Each entry has to be given again in its exact wording, and no picture may appear in the result.

§ **Supplied records**

+===+

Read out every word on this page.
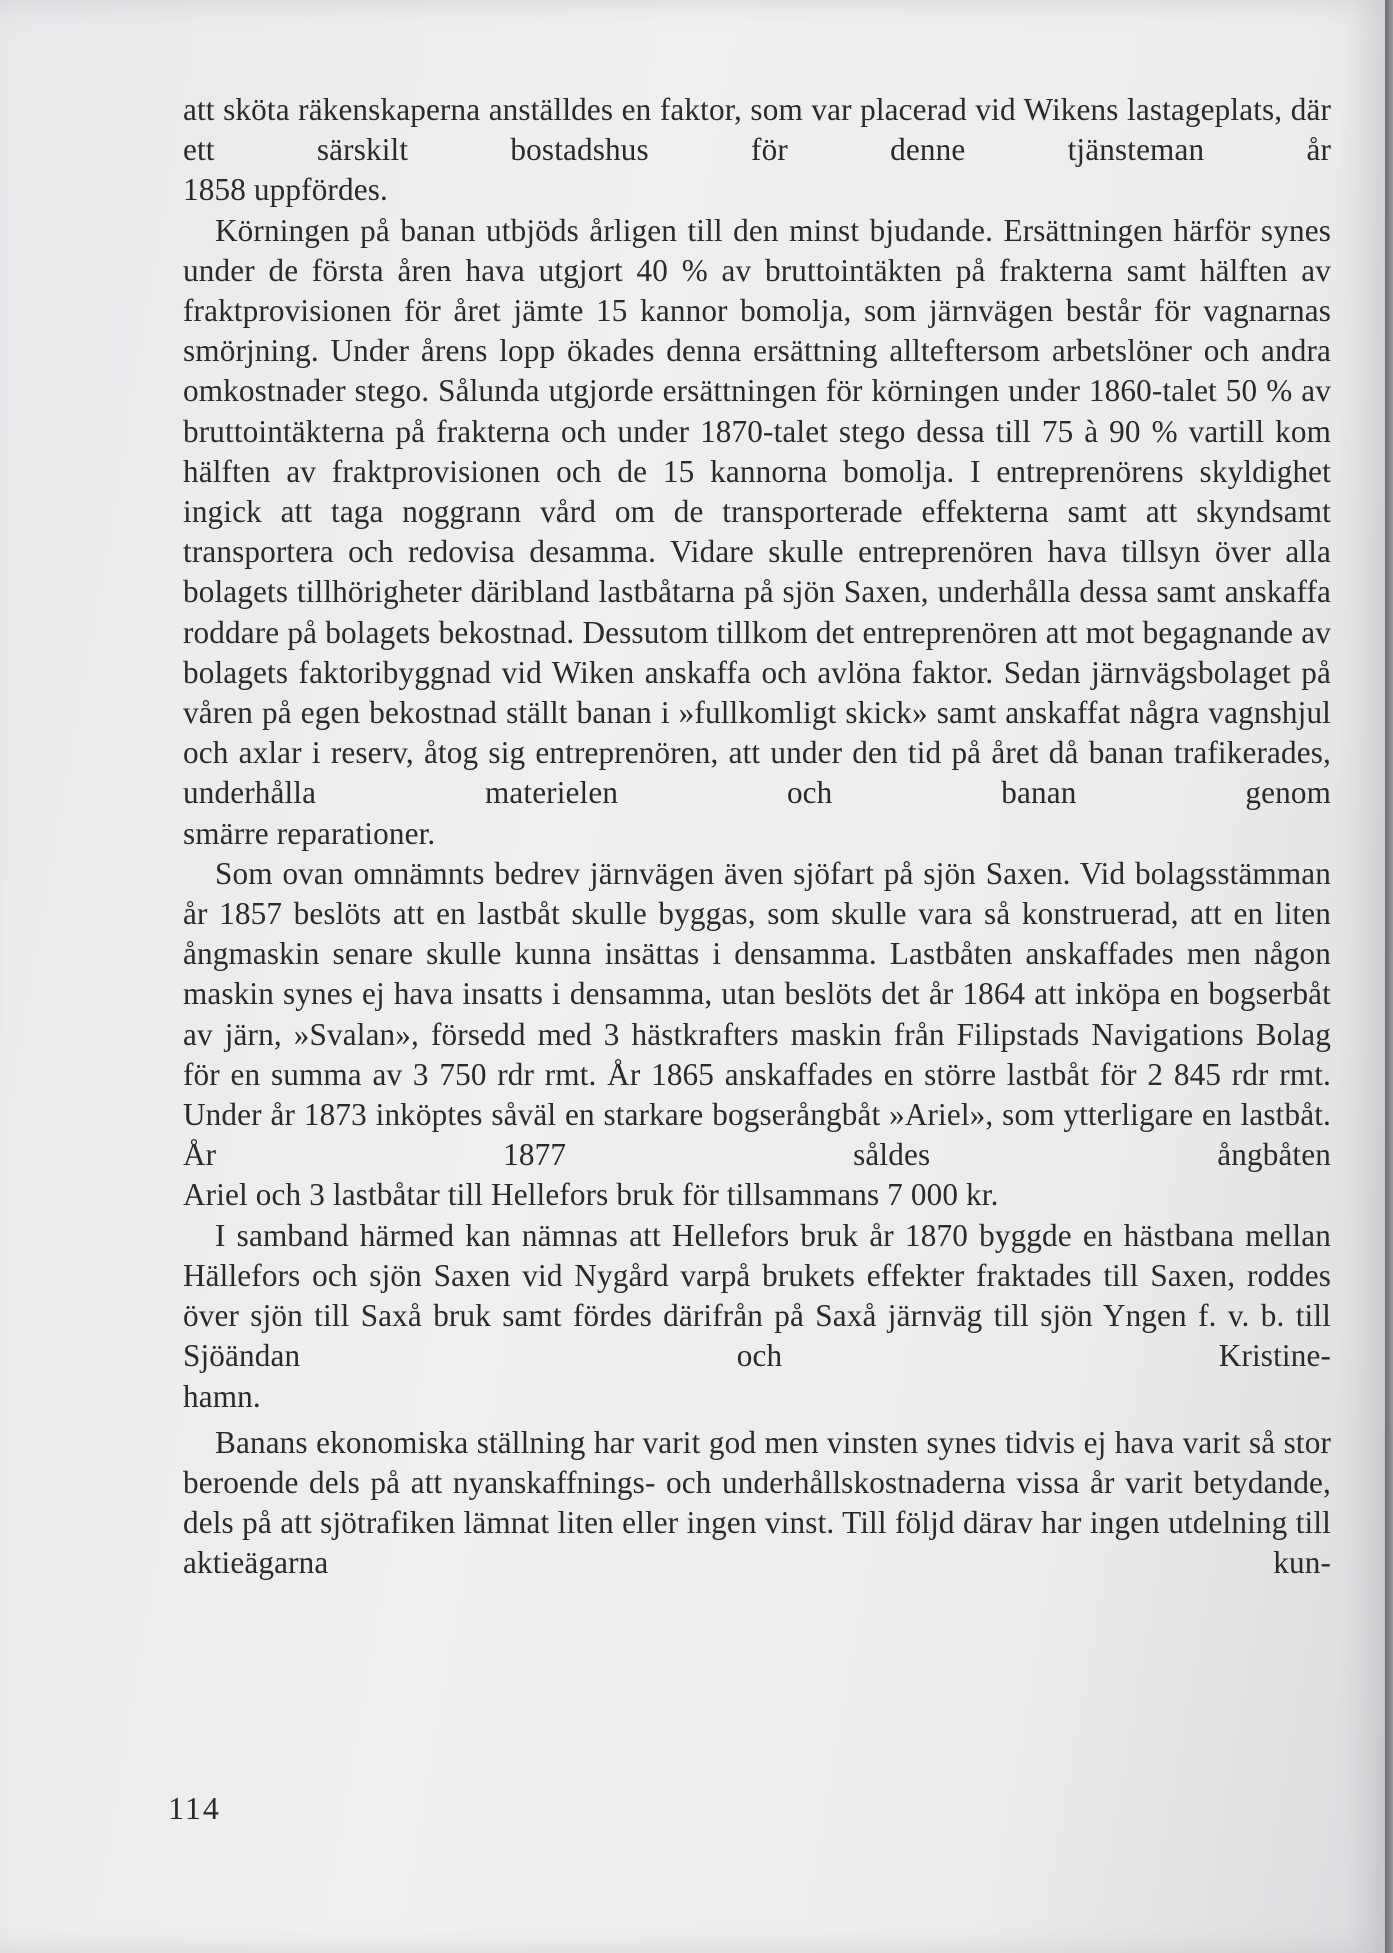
att sköta räkenskaperna anställdes en faktor, som var placerad vid Wikens lastageplats, där ett särskilt bostadshus för denne tjänsteman år
1858 uppfördes.

Körningen på banan utbjöds årligen till den minst bjudande. Ersättningen härför synes under de första åren hava utgjort 40 % av bruttointäkten på frakterna samt hälften av fraktprovisionen för året jämte 15 kannor bomolja, som järnvägen består för vagnarnas smörjning. Under årens lopp ökades denna ersättning allteftersom arbetslöner och andra omkostnader stego. Sålunda utgjorde ersättningen för körningen under 1860-talet 50 % av bruttointäkterna på frakterna och under 1870-talet stego dessa till 75 à 90 % vartill kom hälften av fraktprovisionen och de 15 kannorna bomolja. I entreprenörens skyldighet ingick att taga noggrann vård om de transporterade effekterna samt att skyndsamt transportera och redovisa desamma. Vidare skulle entreprenören hava tillsyn över alla bolagets tillhörigheter däribland lastbåtarna på sjön Saxen, underhålla dessa samt anskaffa roddare på bolagets bekostnad. Dessutom tillkom det entreprenören att mot begagnande av bolagets faktoribyggnad vid Wiken anskaffa och avlöna faktor. Sedan järnvägsbolaget på våren på egen bekostnad ställt banan i »fullkomligt skick» samt anskaffat några vagnshjul och axlar i reserv, åtog sig entreprenören, att under den tid på året då banan trafikerades, underhålla materielen och banan genom
smärre reparationer.

Som ovan omnämnts bedrev järnvägen även sjöfart på sjön Saxen. Vid bolagsstämman år 1857 beslöts att en lastbåt skulle byggas, som skulle vara så konstruerad, att en liten ångmaskin senare skulle kunna insättas i densamma. Lastbåten anskaffades men någon maskin synes ej hava insatts i densamma, utan beslöts det år 1864 att inköpa en bogserbåt av järn, »Svalan», försedd med 3 hästkrafters maskin från Filipstads Navigations Bolag för en summa av 3 750 rdr rmt. År 1865 anskaffades en större lastbåt för 2 845 rdr rmt. Under år 1873 inköptes såväl en starkare bogserångbåt »Ariel», som ytterligare en lastbåt. År 1877 såldes ångbåten
Ariel och 3 lastbåtar till Hellefors bruk för tillsammans 7 000 kr.

I samband härmed kan nämnas att Hellefors bruk år 1870 byggde en hästbana mellan Hällefors och sjön Saxen vid Nygård varpå brukets effekter fraktades till Saxen, roddes över sjön till Saxå bruk samt fördes därifrån på Saxå järnväg till sjön Yngen f. v. b. till Sjöändan och Kristine-
hamn.

Banans ekonomiska ställning har varit god men vinsten synes tidvis ej hava varit så stor beroende dels på att nyanskaffnings- och underhållskostnaderna vissa år varit betydande, dels på att sjötrafiken lämnat liten eller ingen vinst. Till följd därav har ingen utdelning till aktieägarna kun-

114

+===+

§ **Reply**
Read out every word on this page.
att sköta räkenskaperna anställdes en faktor, som var placerad vid Wikens lastageplats, där ett särskilt bostadshus för denne tjänsteman år
1858 uppfördes.

Körningen på banan utbjöds årligen till den minst bjudande. Ersättningen härför synes under de första åren hava utgjort 40 % av bruttointäkten på frakterna samt hälften av fraktprovisionen för året jämte 15 kannor bomolja, som järnvägen består för vagnarnas smörjning. Under årens lopp ökades denna ersättning allteftersom arbetslöner och andra omkostnader stego. Sålunda utgjorde ersättningen för körningen under 1860-talet 50 % av bruttointäkterna på frakterna och under 1870-talet stego dessa till 75 à 90 % vartill kom hälften av fraktprovisionen och de 15 kannorna bomolja. I entreprenörens skyldighet ingick att taga noggrann vård om de transporterade effekterna samt att skyndsamt transportera och redovisa desamma. Vidare skulle entreprenören hava tillsyn över alla bolagets tillhörigheter däribland lastbåtarna på sjön Saxen, underhålla dessa samt anskaffa roddare på bolagets bekostnad. Dessutom tillkom det entreprenören att mot begagnande av bolagets faktoribyggnad vid Wiken anskaffa och avlöna faktor. Sedan järnvägsbolaget på våren på egen bekostnad ställt banan i »fullkomligt skick» samt anskaffat några vagnshjul och axlar i reserv, åtog sig entreprenören, att under den tid på året då banan trafikerades, underhålla materielen och banan genom
smärre reparationer.

Som ovan omnämnts bedrev järnvägen även sjöfart på sjön Saxen. Vid bolagsstämman år 1857 beslöts att en lastbåt skulle byggas, som skulle vara så konstruerad, att en liten ångmaskin senare skulle kunna insättas i densamma. Lastbåten anskaffades men någon maskin synes ej hava insatts i densamma, utan beslöts det år 1864 att inköpa en bogserbåt av järn, »Svalan», försedd med 3 hästkrafters maskin från Filipstads Navigations Bolag för en summa av 3 750 rdr rmt. År 1865 anskaffades en större lastbåt för 2 845 rdr rmt. Under år 1873 inköptes såväl en starkare bogserångbåt »Ariel», som ytterligare en lastbåt. År 1877 såldes ångbåten
Ariel och 3 lastbåtar till Hellefors bruk för tillsammans 7 000 kr.

I samband härmed kan nämnas att Hellefors bruk år 1870 byggde en hästbana mellan Hällefors och sjön Saxen vid Nygård varpå brukets effekter fraktades till Saxen, roddes över sjön till Saxå bruk samt fördes därifrån på Saxå järnväg till sjön Yngen f. v. b. till Sjöändan och Kristine-
hamn.

Banans ekonomiska ställning har varit god men vinsten synes tidvis ej hava varit så stor beroende dels på att nyanskaffnings- och underhållskostnaderna vissa år varit betydande, dels på att sjötrafiken lämnat liten eller ingen vinst. Till följd därav har ingen utdelning till aktieägarna kun-

114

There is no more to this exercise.